Listing:

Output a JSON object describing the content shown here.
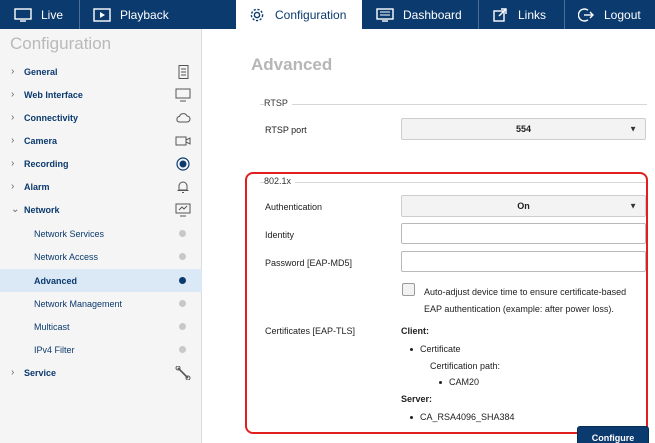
{
  "nav": {
    "live": "Live",
    "playback": "Playback",
    "configuration": "Configuration",
    "dashboard": "Dashboard",
    "links": "Links",
    "logout": "Logout"
  },
  "sidebar": {
    "title": "Configuration",
    "items": [
      {
        "label": "General",
        "icon": "document-icon"
      },
      {
        "label": "Web Interface",
        "icon": "monitor-icon"
      },
      {
        "label": "Connectivity",
        "icon": "cloud-icon"
      },
      {
        "label": "Camera",
        "icon": "camera-icon"
      },
      {
        "label": "Recording",
        "icon": "record-icon"
      },
      {
        "label": "Alarm",
        "icon": "bell-icon"
      },
      {
        "label": "Network",
        "icon": "network-icon"
      },
      {
        "label": "Service",
        "icon": "wrench-icon"
      }
    ],
    "network_sub": [
      {
        "label": "Network Services"
      },
      {
        "label": "Network Access"
      },
      {
        "label": "Advanced"
      },
      {
        "label": "Network Management"
      },
      {
        "label": "Multicast"
      },
      {
        "label": "IPv4 Filter"
      }
    ]
  },
  "main": {
    "title": "Advanced",
    "rtsp": {
      "section": "RTSP",
      "port_label": "RTSP port",
      "port_value": "554"
    },
    "dot1x": {
      "section": "802.1x",
      "auth_label": "Authentication",
      "auth_value": "On",
      "identity_label": "Identity",
      "identity_value": "",
      "password_label": "Password [EAP-MD5]",
      "password_value": "",
      "autoadjust_text": "Auto-adjust device time to ensure certificate-based EAP authentication (example: after power loss).",
      "certs_label": "Certificates [EAP-TLS]",
      "client_label": "Client:",
      "client_cert": "Certificate",
      "cert_path_label": "Certification path:",
      "cert_path_value": "CAM20",
      "server_label": "Server:",
      "server_cert": "CA_RSA4096_SHA384"
    },
    "configure_button": "Configure"
  },
  "colors": {
    "topbar": "#0b3a6e",
    "accent": "#0b3a6e",
    "highlight_box": "#e02020",
    "active_sidebar_bg": "#dbe9f6"
  }
}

What is being asked: What is the number of lines in this listing that contain the word "Configuration"? Answer with that number and nothing else.

Response for this exercise: 2